[What is needed]
Give the data lines from the very first one through the line containing "y-tick-label: 80 [823,351,851,368]", both included, as a numbered list, leaving out any blank lines.

[Provided data]
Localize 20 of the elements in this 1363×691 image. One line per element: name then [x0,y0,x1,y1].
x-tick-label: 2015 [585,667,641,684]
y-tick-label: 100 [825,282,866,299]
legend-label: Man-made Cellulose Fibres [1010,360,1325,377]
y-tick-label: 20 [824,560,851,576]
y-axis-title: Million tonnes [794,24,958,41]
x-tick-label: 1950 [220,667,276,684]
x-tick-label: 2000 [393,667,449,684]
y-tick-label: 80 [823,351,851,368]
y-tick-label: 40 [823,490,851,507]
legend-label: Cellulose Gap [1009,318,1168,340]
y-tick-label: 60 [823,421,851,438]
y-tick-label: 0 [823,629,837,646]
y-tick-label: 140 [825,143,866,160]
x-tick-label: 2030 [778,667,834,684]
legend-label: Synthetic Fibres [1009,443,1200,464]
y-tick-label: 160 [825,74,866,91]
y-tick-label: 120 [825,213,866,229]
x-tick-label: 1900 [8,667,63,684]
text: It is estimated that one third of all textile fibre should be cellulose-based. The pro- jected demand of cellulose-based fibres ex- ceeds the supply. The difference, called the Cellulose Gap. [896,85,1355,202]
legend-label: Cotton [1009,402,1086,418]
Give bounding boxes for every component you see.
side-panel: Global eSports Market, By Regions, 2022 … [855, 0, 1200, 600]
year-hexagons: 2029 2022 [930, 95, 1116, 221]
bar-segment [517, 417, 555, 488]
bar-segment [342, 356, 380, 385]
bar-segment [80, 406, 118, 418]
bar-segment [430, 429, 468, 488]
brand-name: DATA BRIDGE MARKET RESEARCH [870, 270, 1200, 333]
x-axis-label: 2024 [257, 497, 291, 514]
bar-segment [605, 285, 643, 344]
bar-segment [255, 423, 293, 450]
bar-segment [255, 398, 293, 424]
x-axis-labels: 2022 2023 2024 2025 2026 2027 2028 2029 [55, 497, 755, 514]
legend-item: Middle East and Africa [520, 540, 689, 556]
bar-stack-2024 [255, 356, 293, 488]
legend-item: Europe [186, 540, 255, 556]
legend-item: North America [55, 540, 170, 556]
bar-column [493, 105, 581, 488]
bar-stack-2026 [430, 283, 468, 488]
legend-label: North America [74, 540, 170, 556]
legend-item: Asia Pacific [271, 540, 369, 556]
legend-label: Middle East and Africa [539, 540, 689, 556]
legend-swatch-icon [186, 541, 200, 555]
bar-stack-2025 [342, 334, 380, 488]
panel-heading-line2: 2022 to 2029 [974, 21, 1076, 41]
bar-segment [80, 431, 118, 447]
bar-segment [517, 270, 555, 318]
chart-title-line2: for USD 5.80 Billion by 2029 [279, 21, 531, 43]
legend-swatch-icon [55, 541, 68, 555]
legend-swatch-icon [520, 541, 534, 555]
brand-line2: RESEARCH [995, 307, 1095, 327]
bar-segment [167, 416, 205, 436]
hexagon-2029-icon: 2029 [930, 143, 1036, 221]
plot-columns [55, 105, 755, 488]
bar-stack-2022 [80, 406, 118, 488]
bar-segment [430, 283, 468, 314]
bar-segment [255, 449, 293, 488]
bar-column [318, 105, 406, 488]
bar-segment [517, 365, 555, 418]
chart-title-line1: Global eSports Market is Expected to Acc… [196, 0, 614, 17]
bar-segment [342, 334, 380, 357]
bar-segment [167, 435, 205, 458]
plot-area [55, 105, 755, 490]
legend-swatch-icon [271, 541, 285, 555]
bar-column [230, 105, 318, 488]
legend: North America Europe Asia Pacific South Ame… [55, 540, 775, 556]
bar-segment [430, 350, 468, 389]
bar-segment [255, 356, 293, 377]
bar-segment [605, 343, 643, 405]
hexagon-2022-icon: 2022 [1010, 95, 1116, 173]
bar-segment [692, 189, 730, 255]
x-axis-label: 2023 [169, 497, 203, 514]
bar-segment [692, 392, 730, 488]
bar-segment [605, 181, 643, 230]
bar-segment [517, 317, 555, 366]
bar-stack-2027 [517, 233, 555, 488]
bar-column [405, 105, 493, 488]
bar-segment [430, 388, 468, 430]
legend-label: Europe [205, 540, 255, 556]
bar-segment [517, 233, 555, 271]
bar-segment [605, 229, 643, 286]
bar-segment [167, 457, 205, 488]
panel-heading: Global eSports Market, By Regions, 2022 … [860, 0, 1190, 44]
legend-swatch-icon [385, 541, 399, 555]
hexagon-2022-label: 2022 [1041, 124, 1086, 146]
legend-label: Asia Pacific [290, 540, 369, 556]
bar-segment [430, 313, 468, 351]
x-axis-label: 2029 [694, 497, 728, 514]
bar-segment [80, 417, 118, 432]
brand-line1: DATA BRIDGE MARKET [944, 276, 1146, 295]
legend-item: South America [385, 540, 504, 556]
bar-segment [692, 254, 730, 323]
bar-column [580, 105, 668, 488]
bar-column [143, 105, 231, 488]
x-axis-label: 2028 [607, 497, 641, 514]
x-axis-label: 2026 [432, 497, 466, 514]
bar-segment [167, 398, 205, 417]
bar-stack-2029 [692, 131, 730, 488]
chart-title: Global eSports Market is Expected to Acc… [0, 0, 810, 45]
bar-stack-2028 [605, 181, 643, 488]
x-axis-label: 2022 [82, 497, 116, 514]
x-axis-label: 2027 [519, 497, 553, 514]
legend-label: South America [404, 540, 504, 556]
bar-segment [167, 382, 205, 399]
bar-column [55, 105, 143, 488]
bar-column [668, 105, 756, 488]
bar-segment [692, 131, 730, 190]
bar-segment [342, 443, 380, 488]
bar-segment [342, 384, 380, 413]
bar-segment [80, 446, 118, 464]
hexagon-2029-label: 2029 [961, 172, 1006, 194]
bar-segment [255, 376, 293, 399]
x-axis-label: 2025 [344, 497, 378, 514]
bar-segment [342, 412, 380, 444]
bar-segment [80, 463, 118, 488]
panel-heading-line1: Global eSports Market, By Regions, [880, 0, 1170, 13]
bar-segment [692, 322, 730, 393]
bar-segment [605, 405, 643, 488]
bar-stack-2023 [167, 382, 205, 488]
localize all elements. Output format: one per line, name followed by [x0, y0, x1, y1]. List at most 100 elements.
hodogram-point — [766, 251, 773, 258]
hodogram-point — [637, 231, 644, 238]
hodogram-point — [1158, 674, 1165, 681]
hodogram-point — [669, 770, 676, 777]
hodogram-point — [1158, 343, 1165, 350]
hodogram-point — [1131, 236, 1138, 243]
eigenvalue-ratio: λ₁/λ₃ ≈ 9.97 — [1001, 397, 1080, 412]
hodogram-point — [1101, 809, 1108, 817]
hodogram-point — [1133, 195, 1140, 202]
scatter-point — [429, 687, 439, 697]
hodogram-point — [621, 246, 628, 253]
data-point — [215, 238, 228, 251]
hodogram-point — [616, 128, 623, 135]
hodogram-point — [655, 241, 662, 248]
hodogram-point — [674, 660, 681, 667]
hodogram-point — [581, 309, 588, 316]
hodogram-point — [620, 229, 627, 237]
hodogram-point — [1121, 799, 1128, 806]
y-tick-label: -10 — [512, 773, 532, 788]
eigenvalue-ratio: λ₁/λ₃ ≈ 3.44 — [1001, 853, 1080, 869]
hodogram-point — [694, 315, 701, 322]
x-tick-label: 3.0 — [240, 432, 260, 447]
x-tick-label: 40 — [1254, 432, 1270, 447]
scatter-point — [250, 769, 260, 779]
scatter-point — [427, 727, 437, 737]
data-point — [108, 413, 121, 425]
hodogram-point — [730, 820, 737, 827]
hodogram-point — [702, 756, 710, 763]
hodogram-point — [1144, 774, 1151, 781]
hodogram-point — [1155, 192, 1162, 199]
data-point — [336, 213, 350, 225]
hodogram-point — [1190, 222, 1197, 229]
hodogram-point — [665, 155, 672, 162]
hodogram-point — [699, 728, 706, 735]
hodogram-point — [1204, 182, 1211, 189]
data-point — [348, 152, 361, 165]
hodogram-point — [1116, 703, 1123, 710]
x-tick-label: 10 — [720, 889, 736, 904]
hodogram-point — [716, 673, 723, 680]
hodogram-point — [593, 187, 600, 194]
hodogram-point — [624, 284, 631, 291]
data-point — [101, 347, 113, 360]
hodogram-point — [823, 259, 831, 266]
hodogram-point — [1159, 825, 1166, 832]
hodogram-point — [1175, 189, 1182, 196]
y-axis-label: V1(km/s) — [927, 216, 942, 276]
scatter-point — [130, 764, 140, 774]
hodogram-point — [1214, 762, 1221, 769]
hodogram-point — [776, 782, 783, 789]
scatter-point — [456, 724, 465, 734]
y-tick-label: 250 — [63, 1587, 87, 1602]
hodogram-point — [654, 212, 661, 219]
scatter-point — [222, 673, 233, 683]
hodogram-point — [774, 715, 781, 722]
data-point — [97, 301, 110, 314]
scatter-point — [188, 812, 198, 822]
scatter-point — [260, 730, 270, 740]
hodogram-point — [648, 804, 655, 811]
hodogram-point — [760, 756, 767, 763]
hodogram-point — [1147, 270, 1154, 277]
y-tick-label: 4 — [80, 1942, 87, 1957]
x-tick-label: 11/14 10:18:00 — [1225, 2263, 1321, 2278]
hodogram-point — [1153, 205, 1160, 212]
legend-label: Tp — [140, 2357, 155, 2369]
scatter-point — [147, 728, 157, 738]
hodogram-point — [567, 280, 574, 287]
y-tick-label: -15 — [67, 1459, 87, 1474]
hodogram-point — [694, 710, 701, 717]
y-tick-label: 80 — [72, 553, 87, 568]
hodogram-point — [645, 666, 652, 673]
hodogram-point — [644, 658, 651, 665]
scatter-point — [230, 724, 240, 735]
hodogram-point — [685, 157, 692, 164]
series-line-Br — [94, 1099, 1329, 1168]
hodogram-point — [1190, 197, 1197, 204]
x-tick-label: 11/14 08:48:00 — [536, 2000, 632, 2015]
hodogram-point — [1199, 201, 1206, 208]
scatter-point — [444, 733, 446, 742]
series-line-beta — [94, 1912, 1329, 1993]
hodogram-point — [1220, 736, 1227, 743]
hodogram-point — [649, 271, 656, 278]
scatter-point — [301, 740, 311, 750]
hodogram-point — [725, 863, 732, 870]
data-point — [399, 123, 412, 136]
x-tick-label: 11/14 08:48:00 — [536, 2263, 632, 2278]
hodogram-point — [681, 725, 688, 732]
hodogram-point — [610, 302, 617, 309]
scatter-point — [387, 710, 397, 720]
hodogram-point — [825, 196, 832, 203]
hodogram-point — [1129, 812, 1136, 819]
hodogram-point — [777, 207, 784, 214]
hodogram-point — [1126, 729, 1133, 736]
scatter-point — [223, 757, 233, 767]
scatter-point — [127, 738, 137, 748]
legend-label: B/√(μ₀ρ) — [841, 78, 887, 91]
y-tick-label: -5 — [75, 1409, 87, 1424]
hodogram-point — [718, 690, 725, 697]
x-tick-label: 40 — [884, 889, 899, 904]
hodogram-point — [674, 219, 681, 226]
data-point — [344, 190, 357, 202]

[Exercise response]
1. Localize 20 of the elements in this 1363×691 image. One line per element: name then [x0,y0,x1,y1].
2. x-tick-label: 2015 [585,667,641,684]
3. y-tick-label: 100 [825,282,866,299]
4. legend-label: Man-made Cellulose Fibres [1010,360,1325,377]
5. y-tick-label: 20 [824,560,851,576]
6. y-axis-title: Million tonnes [794,24,958,41]
7. x-tick-label: 1950 [220,667,276,684]
8. x-tick-label: 2000 [393,667,449,684]
9. y-tick-label: 80 [823,351,851,368]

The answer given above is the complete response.